Coordinate annotation records
— BEGIN —
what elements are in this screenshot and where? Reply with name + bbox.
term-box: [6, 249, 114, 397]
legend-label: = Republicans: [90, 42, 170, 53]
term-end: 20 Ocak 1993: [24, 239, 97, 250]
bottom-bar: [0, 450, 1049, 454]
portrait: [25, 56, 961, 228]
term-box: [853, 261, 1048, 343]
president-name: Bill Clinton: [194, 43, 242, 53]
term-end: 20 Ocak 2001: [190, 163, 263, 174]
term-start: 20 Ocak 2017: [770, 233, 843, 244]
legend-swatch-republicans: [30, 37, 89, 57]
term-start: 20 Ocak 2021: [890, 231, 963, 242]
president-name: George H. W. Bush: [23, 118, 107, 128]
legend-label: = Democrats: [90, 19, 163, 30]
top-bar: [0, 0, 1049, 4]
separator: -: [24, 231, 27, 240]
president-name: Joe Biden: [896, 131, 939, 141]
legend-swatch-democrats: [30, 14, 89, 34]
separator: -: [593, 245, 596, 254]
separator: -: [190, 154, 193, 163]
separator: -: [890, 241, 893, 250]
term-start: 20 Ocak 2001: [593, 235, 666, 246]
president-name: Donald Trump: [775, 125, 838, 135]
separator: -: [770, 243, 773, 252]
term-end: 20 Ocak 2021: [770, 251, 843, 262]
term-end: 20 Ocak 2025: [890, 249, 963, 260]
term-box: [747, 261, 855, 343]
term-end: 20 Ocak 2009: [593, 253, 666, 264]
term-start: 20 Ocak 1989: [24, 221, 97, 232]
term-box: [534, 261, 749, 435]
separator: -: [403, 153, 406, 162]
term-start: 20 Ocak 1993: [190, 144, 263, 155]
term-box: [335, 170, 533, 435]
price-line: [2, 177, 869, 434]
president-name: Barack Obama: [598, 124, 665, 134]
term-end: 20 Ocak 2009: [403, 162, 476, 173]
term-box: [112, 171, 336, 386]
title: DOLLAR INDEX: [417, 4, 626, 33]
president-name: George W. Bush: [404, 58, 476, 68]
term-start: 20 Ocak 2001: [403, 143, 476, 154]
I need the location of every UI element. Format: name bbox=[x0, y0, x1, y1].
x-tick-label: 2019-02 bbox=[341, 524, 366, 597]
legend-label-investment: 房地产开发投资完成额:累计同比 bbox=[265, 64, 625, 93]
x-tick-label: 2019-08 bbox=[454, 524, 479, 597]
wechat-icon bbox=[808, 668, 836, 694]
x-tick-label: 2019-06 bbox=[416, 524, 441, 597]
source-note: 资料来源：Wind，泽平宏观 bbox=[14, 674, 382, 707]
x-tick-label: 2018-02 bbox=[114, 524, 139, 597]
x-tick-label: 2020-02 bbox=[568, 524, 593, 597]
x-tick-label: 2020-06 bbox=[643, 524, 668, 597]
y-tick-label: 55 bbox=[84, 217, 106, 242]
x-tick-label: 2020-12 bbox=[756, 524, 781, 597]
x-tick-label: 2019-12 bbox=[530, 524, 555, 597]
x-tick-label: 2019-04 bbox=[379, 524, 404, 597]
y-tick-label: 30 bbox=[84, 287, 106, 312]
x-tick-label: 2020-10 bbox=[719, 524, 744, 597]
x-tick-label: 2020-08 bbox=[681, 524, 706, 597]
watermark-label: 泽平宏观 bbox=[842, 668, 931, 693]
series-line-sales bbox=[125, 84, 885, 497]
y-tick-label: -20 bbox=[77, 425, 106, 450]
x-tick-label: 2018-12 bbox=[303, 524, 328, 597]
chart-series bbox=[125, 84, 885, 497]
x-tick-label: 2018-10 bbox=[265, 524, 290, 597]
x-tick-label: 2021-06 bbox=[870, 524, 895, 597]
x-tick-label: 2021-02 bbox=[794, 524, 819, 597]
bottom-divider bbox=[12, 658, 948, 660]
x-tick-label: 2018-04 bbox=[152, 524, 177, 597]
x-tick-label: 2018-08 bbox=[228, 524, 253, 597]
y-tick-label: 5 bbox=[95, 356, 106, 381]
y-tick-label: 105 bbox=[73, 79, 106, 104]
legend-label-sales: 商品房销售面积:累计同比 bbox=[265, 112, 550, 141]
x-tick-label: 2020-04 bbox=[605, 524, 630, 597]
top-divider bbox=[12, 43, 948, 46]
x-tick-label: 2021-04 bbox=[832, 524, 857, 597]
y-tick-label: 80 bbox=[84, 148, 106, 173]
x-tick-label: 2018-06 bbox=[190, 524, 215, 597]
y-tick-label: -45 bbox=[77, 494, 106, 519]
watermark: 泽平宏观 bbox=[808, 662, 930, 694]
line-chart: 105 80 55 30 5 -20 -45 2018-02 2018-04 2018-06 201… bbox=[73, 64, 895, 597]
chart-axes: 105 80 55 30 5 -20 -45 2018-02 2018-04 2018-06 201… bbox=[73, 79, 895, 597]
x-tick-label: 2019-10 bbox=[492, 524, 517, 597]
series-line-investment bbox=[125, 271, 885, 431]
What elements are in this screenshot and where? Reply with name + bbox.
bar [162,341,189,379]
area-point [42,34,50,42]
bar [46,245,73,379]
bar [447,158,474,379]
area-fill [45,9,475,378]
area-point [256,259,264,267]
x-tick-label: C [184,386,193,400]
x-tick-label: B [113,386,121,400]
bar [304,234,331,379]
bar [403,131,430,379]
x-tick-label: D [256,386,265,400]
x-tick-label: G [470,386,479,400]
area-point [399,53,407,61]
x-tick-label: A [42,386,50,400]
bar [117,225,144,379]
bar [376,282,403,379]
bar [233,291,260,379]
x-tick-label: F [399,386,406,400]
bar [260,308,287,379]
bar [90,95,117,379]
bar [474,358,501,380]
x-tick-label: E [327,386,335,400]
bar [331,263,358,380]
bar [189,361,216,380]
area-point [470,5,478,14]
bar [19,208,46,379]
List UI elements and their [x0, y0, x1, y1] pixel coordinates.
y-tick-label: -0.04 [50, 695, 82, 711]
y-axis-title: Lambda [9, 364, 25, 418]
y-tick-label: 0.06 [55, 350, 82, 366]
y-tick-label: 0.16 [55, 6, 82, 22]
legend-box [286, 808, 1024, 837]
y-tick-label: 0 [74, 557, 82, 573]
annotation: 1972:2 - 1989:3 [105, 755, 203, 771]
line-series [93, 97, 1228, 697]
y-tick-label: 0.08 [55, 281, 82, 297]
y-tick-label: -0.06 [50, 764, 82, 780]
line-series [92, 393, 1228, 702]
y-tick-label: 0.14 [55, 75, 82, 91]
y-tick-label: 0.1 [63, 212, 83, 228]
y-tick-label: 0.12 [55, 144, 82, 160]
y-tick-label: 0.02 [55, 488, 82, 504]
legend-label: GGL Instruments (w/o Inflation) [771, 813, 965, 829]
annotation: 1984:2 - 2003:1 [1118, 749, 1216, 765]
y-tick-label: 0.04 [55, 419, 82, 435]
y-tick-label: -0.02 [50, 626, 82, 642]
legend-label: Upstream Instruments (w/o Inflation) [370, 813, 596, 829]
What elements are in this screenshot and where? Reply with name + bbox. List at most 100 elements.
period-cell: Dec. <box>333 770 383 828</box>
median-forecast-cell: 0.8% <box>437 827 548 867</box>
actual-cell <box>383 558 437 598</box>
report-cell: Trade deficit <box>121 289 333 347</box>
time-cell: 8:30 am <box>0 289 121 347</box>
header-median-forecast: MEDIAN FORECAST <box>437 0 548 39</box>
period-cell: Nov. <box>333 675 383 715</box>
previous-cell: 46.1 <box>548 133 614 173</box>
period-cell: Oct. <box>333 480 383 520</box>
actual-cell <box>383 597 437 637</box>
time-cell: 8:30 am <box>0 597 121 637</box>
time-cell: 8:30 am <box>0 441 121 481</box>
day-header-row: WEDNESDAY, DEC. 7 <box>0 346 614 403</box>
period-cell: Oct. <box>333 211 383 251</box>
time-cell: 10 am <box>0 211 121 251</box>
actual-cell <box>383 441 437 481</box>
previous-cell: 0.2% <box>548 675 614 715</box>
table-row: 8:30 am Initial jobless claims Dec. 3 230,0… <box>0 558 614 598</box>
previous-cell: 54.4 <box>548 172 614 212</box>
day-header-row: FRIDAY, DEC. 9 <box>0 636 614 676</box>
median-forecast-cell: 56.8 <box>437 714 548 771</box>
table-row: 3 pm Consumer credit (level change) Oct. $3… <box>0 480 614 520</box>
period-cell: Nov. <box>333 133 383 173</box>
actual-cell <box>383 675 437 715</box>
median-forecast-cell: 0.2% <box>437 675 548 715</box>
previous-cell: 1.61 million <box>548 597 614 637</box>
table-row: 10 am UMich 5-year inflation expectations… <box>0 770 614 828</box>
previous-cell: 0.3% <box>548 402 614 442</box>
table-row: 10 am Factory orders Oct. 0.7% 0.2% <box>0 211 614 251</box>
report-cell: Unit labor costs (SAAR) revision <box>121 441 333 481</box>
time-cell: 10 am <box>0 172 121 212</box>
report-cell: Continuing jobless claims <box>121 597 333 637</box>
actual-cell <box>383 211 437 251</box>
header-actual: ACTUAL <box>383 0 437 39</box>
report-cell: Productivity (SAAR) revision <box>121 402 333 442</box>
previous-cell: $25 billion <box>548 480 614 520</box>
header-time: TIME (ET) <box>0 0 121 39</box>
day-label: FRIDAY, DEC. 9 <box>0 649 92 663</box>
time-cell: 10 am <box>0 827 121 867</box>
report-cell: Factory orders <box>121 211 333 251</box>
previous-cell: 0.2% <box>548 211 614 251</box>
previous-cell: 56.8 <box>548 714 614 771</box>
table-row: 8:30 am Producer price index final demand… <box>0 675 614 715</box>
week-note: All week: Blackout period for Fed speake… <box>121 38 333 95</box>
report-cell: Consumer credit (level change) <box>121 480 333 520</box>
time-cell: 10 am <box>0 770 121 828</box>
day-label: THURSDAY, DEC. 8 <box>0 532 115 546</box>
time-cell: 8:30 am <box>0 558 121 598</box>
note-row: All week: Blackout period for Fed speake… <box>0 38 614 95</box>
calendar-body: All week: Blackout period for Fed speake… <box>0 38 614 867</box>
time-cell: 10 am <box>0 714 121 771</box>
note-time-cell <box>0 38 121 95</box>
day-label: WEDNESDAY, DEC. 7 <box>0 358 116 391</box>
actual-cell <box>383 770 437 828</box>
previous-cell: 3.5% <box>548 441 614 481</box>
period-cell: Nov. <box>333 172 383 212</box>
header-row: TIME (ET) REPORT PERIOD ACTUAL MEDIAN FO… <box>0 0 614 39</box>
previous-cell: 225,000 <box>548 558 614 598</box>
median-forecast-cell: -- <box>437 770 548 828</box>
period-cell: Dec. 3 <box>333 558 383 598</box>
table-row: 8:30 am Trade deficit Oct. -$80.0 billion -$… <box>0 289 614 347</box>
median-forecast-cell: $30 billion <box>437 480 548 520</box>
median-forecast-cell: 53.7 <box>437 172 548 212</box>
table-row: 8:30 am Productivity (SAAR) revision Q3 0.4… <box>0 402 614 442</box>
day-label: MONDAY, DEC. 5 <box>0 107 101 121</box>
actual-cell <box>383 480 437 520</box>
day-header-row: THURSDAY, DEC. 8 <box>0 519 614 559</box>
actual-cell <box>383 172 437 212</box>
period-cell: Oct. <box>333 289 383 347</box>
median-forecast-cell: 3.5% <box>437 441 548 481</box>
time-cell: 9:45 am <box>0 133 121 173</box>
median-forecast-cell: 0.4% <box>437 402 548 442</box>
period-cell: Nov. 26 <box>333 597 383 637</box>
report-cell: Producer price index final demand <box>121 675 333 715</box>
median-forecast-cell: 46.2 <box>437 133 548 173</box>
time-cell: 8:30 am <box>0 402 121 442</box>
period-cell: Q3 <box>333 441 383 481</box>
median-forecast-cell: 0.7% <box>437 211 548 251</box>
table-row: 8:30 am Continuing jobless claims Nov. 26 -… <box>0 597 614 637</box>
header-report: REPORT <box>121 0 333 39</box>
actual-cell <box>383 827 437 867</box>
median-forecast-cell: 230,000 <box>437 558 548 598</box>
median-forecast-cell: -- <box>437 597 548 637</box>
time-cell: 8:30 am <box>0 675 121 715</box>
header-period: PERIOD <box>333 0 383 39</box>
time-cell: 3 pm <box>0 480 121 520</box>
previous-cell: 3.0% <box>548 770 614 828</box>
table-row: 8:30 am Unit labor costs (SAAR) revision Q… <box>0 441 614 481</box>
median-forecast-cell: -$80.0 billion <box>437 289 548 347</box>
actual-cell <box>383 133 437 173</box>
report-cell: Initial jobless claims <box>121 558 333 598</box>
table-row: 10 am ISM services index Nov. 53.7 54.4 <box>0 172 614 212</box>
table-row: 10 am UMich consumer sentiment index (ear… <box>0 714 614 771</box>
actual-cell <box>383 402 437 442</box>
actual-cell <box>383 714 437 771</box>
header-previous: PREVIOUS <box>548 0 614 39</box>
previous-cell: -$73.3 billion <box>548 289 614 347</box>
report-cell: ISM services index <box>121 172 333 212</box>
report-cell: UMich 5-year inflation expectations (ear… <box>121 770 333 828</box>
— END —
Required work:
Output the records verbatim from their first line through the line containing "term-box: [112, 171, 336, 386]", including both of those lines.

Solution for this problem:
what elements are in this screenshot and where? Reply with name + bbox.
term-box: [6, 249, 114, 397]
legend-label: = Republicans: [90, 42, 170, 53]
term-end: 20 Ocak 1993: [24, 239, 97, 250]
bottom-bar: [0, 450, 1049, 454]
portrait: [25, 56, 961, 228]
term-box: [853, 261, 1048, 343]
president-name: Bill Clinton: [194, 43, 242, 53]
term-end: 20 Ocak 2001: [190, 163, 263, 174]
term-start: 20 Ocak 2017: [770, 233, 843, 244]
legend-swatch-republicans: [30, 37, 89, 57]
term-start: 20 Ocak 2021: [890, 231, 963, 242]
president-name: George H. W. Bush: [23, 118, 107, 128]
legend-label: = Democrats: [90, 19, 163, 30]
top-bar: [0, 0, 1049, 4]
separator: -: [24, 231, 27, 240]
president-name: Joe Biden: [896, 131, 939, 141]
legend-swatch-democrats: [30, 14, 89, 34]
separator: -: [593, 245, 596, 254]
separator: -: [190, 154, 193, 163]
separator: -: [890, 241, 893, 250]
term-start: 20 Ocak 2001: [593, 235, 666, 246]
president-name: Donald Trump: [775, 125, 838, 135]
separator: -: [770, 243, 773, 252]
term-end: 20 Ocak 2021: [770, 251, 843, 262]
term-end: 20 Ocak 2025: [890, 249, 963, 260]
term-box: [747, 261, 855, 343]
term-end: 20 Ocak 2009: [593, 253, 666, 264]
term-start: 20 Ocak 1989: [24, 221, 97, 232]
term-box: [534, 261, 749, 435]
separator: -: [403, 153, 406, 162]
term-start: 20 Ocak 1993: [190, 144, 263, 155]
term-box: [335, 170, 533, 435]
price-line: [2, 177, 869, 434]
president-name: Barack Obama: [598, 124, 665, 134]
term-end: 20 Ocak 2009: [403, 162, 476, 173]
term-box: [112, 171, 336, 386]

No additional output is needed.